* **Exercise aim**: Search the listing below for the string "JSON" and copy every line where it occurs.

Stored data entries
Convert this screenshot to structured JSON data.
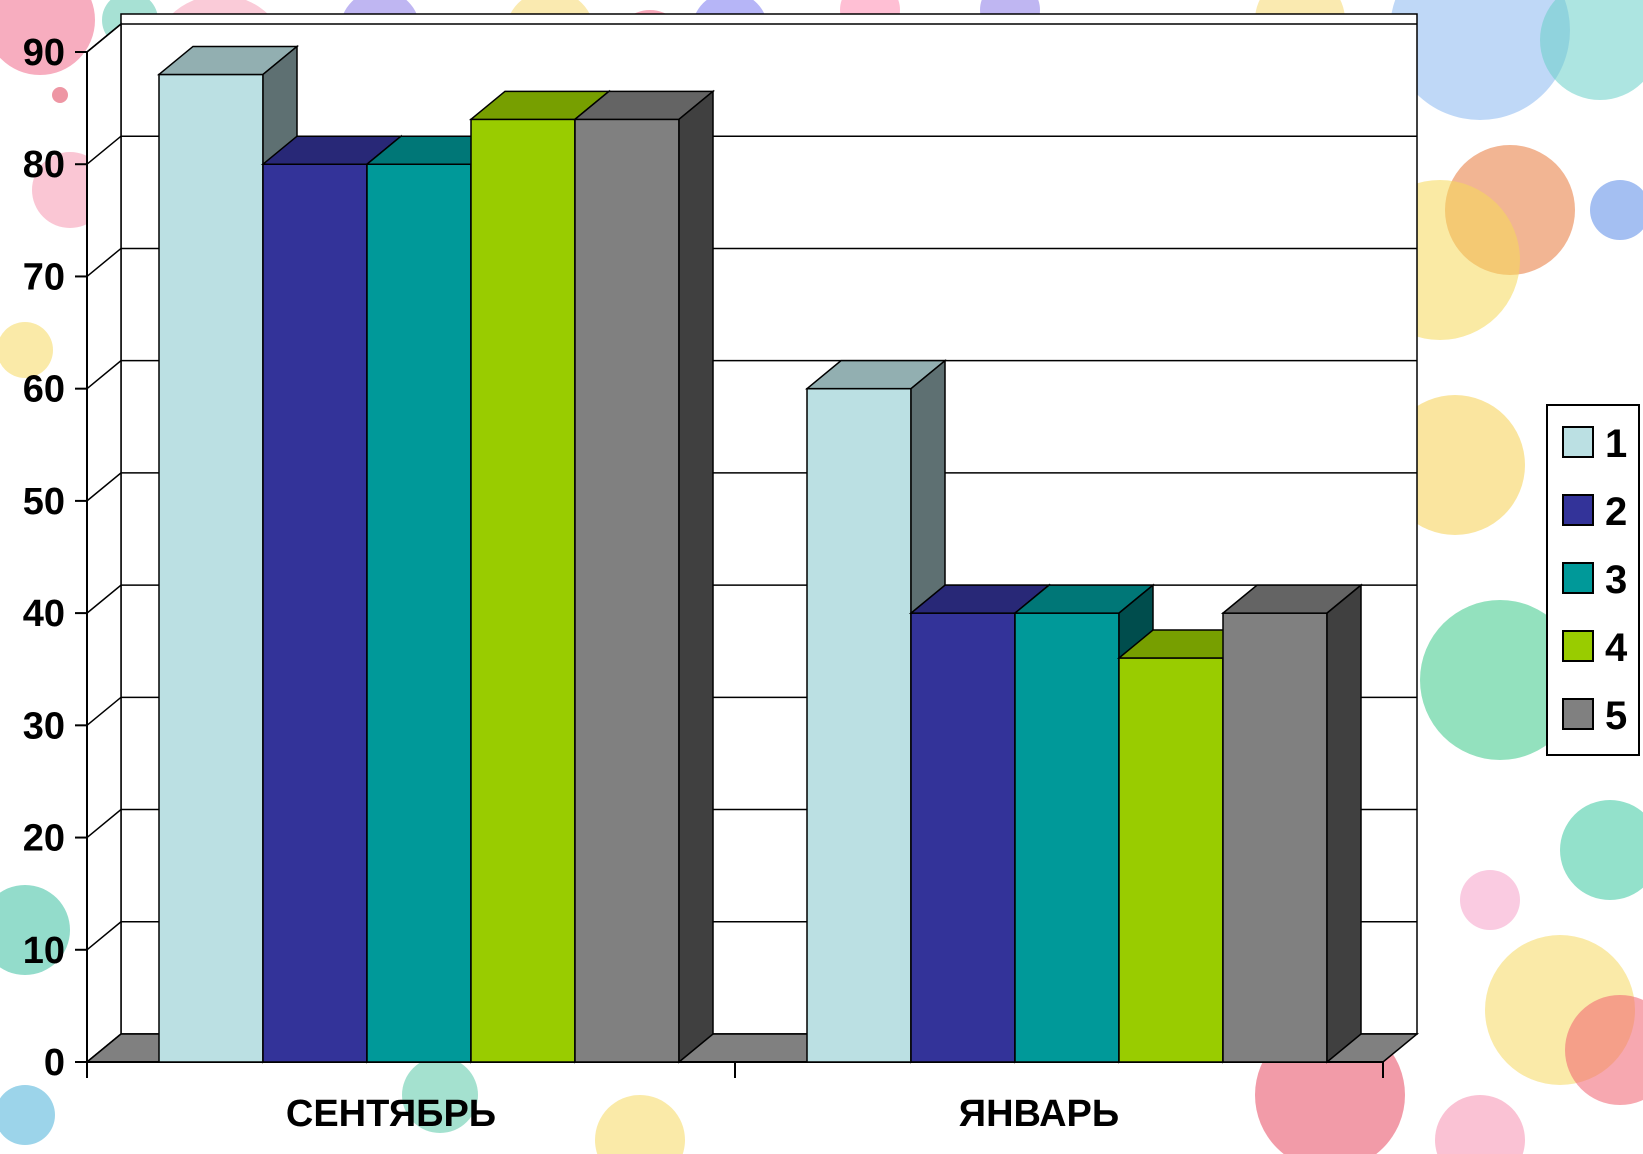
{
  "chart_data": {
    "type": "bar",
    "style": "3d-clustered-column",
    "categories": [
      "СЕНТЯБРЬ",
      "ЯНВАРЬ"
    ],
    "series": [
      {
        "name": "1",
        "values": [
          88,
          60
        ],
        "color": "#BBE0E3"
      },
      {
        "name": "2",
        "values": [
          80,
          40
        ],
        "color": "#333399"
      },
      {
        "name": "3",
        "values": [
          80,
          40
        ],
        "color": "#009999"
      },
      {
        "name": "4",
        "values": [
          84,
          36
        ],
        "color": "#99CC00"
      },
      {
        "name": "5",
        "values": [
          84,
          40
        ],
        "color": "#808080"
      }
    ],
    "ylim": [
      0,
      90
    ],
    "yticks": [
      0,
      10,
      20,
      30,
      40,
      50,
      60,
      70,
      80,
      90
    ],
    "grid": true,
    "legend_position": "right",
    "title": "",
    "xlabel": "",
    "ylabel": ""
  }
}
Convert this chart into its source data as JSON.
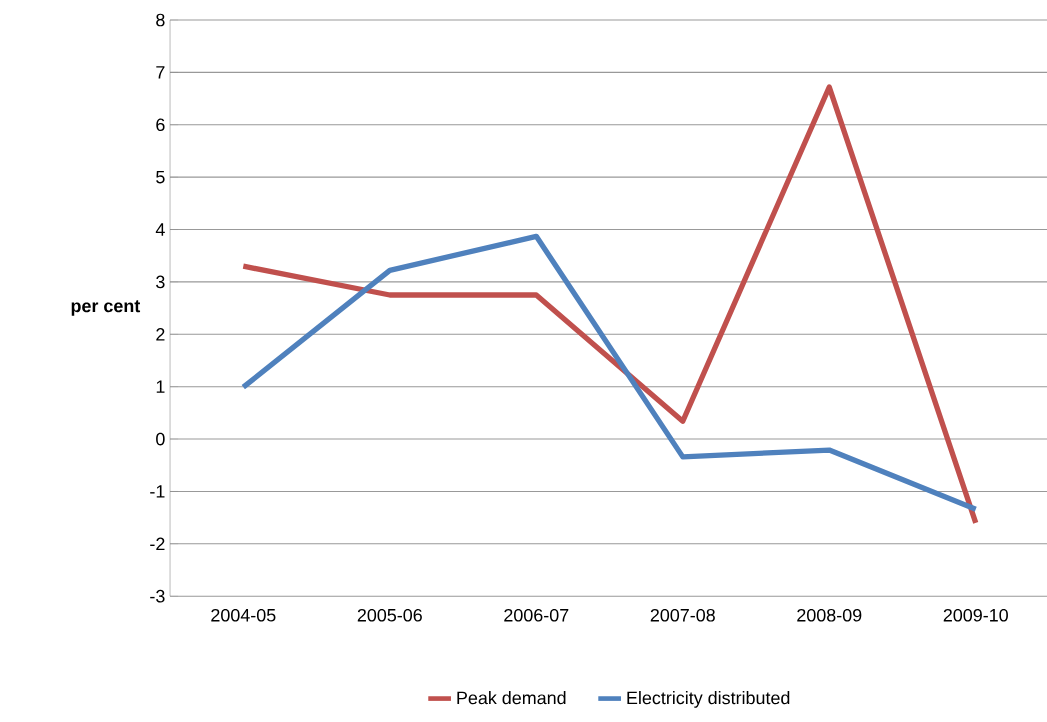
{
  "chart_data": {
    "type": "line",
    "ylabel": "per cent",
    "categories": [
      "2004-05",
      "2005-06",
      "2006-07",
      "2007-08",
      "2008-09",
      "2009-10"
    ],
    "series": [
      {
        "name": "Peak demand",
        "color": "#c0504d",
        "values": [
          3.3,
          2.75,
          2.75,
          0.34,
          6.72,
          -1.6
        ]
      },
      {
        "name": "Electricity distributed",
        "color": "#4f81bd",
        "values": [
          0.99,
          3.22,
          3.87,
          -0.34,
          -0.21,
          -1.34
        ]
      }
    ],
    "ylim": [
      -3,
      8
    ],
    "yticks": [
      -3,
      -2,
      -1,
      0,
      1,
      2,
      3,
      4,
      5,
      6,
      7,
      8
    ],
    "grid": "y",
    "legend": "bottom",
    "marker": "none",
    "line_style": "solid"
  }
}
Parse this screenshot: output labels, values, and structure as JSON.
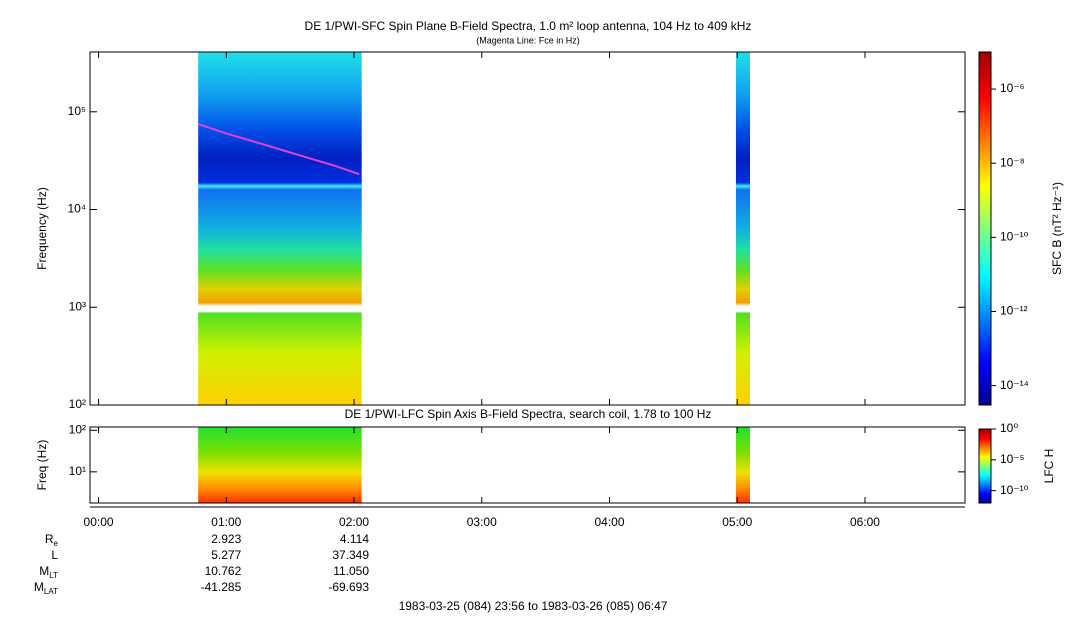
{
  "chart_data": [
    {
      "type": "spectrogram",
      "title": "DE 1/PWI-SFC  Spin Plane B-Field Spectra, 1.0 m² loop antenna, 104 Hz to 409 kHz",
      "subtitle": "(Magenta Line: Fce in Hz)",
      "ylabel": "Frequency (Hz)",
      "log_y": true,
      "xlim": [
        -0.067,
        6.783
      ],
      "ylim": [
        100,
        409000
      ],
      "yticks": [
        {
          "value": 100,
          "label": "10²"
        },
        {
          "value": 1000,
          "label": "10³"
        },
        {
          "value": 10000,
          "label": "10⁴"
        },
        {
          "value": 100000,
          "label": "10⁵"
        }
      ],
      "coverage": [
        [
          0.78,
          2.06
        ],
        [
          4.99,
          5.1
        ]
      ],
      "fce": {
        "color": "#e040e0",
        "x": [
          0.78,
          1.0,
          1.3,
          1.6,
          1.85,
          2.04
        ],
        "values": [
          75000,
          60000,
          46000,
          35000,
          28000,
          23000
        ]
      },
      "colorbar_label": "SFC B (nT² Hz⁻¹)",
      "clim": [
        3e-15,
        1e-05
      ],
      "cticks": [
        {
          "value": 1e-14,
          "label": "10⁻¹⁴"
        },
        {
          "value": 1e-12,
          "label": "10⁻¹²"
        },
        {
          "value": 1e-10,
          "label": "10⁻¹⁰"
        },
        {
          "value": 1e-08,
          "label": "10⁻⁸"
        },
        {
          "value": 1e-06,
          "label": "10⁻⁶"
        }
      ]
    },
    {
      "type": "spectrogram",
      "title": "DE 1/PWI-LFC  Spin Axis B-Field Spectra, search coil, 1.78 to 100 Hz",
      "ylabel": "Freq (Hz)",
      "log_y": true,
      "xlim": [
        -0.067,
        6.783
      ],
      "ylim": [
        1.78,
        120
      ],
      "yticks": [
        {
          "value": 10,
          "label": "10¹"
        },
        {
          "value": 100,
          "label": "10²"
        }
      ],
      "xticks": [
        {
          "value": 0,
          "label": "00:00"
        },
        {
          "value": 1,
          "label": "01:00"
        },
        {
          "value": 2,
          "label": "02:00"
        },
        {
          "value": 3,
          "label": "03:00"
        },
        {
          "value": 4,
          "label": "04:00"
        },
        {
          "value": 5,
          "label": "05:00"
        },
        {
          "value": 6,
          "label": "06:00"
        }
      ],
      "coverage": [
        [
          0.78,
          2.06
        ],
        [
          4.99,
          5.1
        ]
      ],
      "colorbar_label": "LFC H",
      "clim": [
        1e-12,
        1
      ],
      "cticks": [
        {
          "value": 1e-10,
          "label": "10⁻¹⁰"
        },
        {
          "value": 1e-05,
          "label": "10⁻⁵"
        },
        {
          "value": 1,
          "label": "10⁰"
        }
      ]
    }
  ],
  "ephemeris": {
    "x": [
      1,
      2
    ],
    "rows": [
      {
        "label": "R",
        "sub": "e",
        "values": [
          "2.923",
          "4.114"
        ]
      },
      {
        "label": "L",
        "values": [
          "5.277",
          "37.349"
        ]
      },
      {
        "label": "M",
        "sub": "LT",
        "values": [
          "10.762",
          "11.050"
        ]
      },
      {
        "label": "M",
        "sub": "LAT",
        "values": [
          "-41.285",
          "-69.693"
        ]
      }
    ]
  },
  "footer": "1983-03-25 (084) 23:56 to 1983-03-26 (085) 06:47"
}
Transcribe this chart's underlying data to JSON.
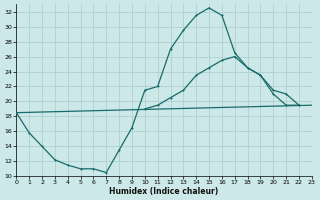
{
  "xlabel": "Humidex (Indice chaleur)",
  "background_color": "#cce8e8",
  "grid_color": "#aacccc",
  "line_color": "#1a6b6b",
  "xlim": [
    0,
    23
  ],
  "ylim": [
    10,
    33
  ],
  "yticks": [
    10,
    12,
    14,
    16,
    18,
    20,
    22,
    24,
    26,
    28,
    30,
    32
  ],
  "xticks": [
    0,
    1,
    2,
    3,
    4,
    5,
    6,
    7,
    8,
    9,
    10,
    11,
    12,
    13,
    14,
    15,
    16,
    17,
    18,
    19,
    20,
    21,
    22,
    23
  ],
  "line1_x": [
    0,
    1,
    2,
    3,
    4,
    5,
    6,
    7,
    8,
    9,
    10,
    11,
    12,
    13,
    14,
    15,
    16,
    17,
    18,
    19,
    20,
    21,
    22,
    23
  ],
  "line1_y": [
    18.5,
    15.8,
    14.0,
    12.2,
    11.5,
    11.0,
    11.0,
    10.5,
    13.5,
    16.5,
    21.5,
    22.0,
    27.0,
    29.5,
    31.5,
    32.5,
    31.5,
    26.5,
    24.5,
    23.5,
    21.0,
    19.5,
    19.5,
    null
  ],
  "line2_x": [
    0,
    1,
    2,
    3,
    4,
    5,
    6,
    7,
    8,
    9,
    10,
    11,
    12,
    13,
    14,
    15,
    16,
    17,
    18,
    19,
    20,
    21,
    22,
    23
  ],
  "line2_y": [
    18.5,
    15.8,
    14.0,
    12.2,
    11.5,
    11.0,
    11.0,
    10.5,
    13.5,
    16.5,
    19.0,
    19.5,
    20.5,
    21.5,
    23.5,
    24.5,
    25.5,
    26.0,
    24.5,
    23.5,
    21.5,
    21.0,
    19.5,
    null
  ],
  "line3_x": [
    0,
    23
  ],
  "line3_y": [
    18.5,
    19.5
  ],
  "marker_x1": [
    0,
    1,
    2,
    3,
    4,
    5,
    6,
    7,
    8,
    9,
    10,
    11,
    12,
    13,
    14,
    15,
    16,
    17,
    18,
    19,
    20,
    21,
    22
  ],
  "marker_y1": [
    18.5,
    15.8,
    14.0,
    12.2,
    11.5,
    11.0,
    11.0,
    10.5,
    13.5,
    16.5,
    21.5,
    22.0,
    27.0,
    29.5,
    31.5,
    32.5,
    31.5,
    26.5,
    24.5,
    23.5,
    21.0,
    19.5,
    19.5
  ],
  "marker_x2": [
    10,
    11,
    12,
    13,
    14,
    15,
    16,
    17,
    18,
    19,
    20,
    21,
    22
  ],
  "marker_y2": [
    19.0,
    19.5,
    20.5,
    21.5,
    23.5,
    24.5,
    25.5,
    26.0,
    24.5,
    23.5,
    21.5,
    21.0,
    19.5
  ]
}
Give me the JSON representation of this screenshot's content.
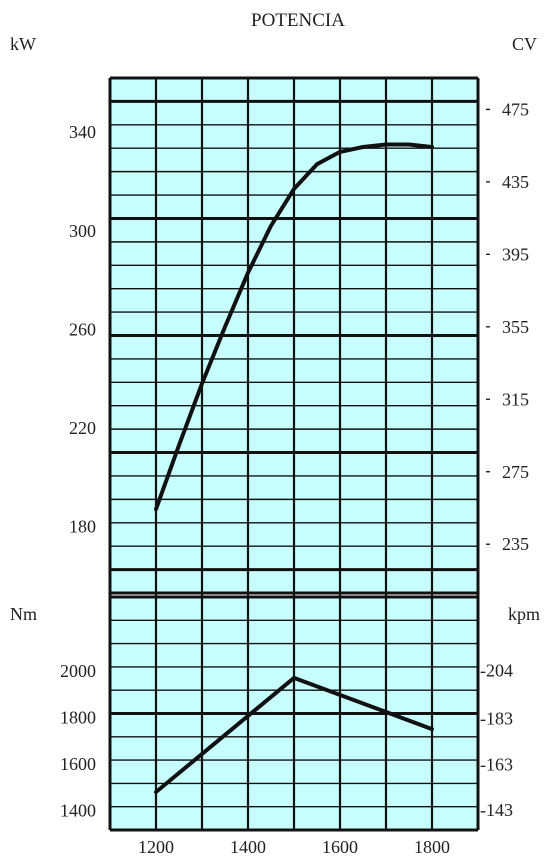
{
  "chart_data": [
    {
      "type": "line",
      "title": "POTENCIA",
      "ylabel_left": "kW",
      "ylabel_right": "CV",
      "ylim": [
        153,
        362
      ],
      "yticks_left": [
        180,
        220,
        260,
        300,
        340
      ],
      "yticks_right": [
        235,
        275,
        315,
        355,
        395,
        435,
        475
      ],
      "grid": true,
      "series": [
        {
          "x": [
            1200,
            1250,
            1300,
            1350,
            1400,
            1450,
            1500,
            1550,
            1600,
            1650,
            1700,
            1750,
            1800
          ],
          "y": [
            187,
            213,
            238,
            261,
            283,
            302,
            317,
            327,
            332,
            334,
            335,
            335,
            334
          ]
        }
      ]
    },
    {
      "type": "line",
      "ylabel_left": "Nm",
      "ylabel_right": "kpm",
      "ylim": [
        1317,
        2317
      ],
      "yticks_left": [
        1400,
        1600,
        1800,
        2000
      ],
      "yticks_right": [
        "143",
        "163",
        "183",
        "204"
      ],
      "grid": true,
      "series": [
        {
          "x": [
            1200,
            1500,
            1800
          ],
          "y": [
            1480,
            1970,
            1750
          ]
        }
      ]
    }
  ],
  "x_axis": {
    "xlim": [
      1100,
      1900
    ],
    "ticks": [
      1200,
      1400,
      1600,
      1800
    ]
  },
  "colors": {
    "background": "#c7ffff",
    "grid": "#111111",
    "line": "#111111"
  }
}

* **Written solution**:
Convert this screenshot to structured JSON data.
Convert this chart into its source data as JSON.
Parse this screenshot: output labels, values, and structure as JSON.
Transcribe this chart's underlying data to JSON.
Give me the JSON representation of this screenshot's content.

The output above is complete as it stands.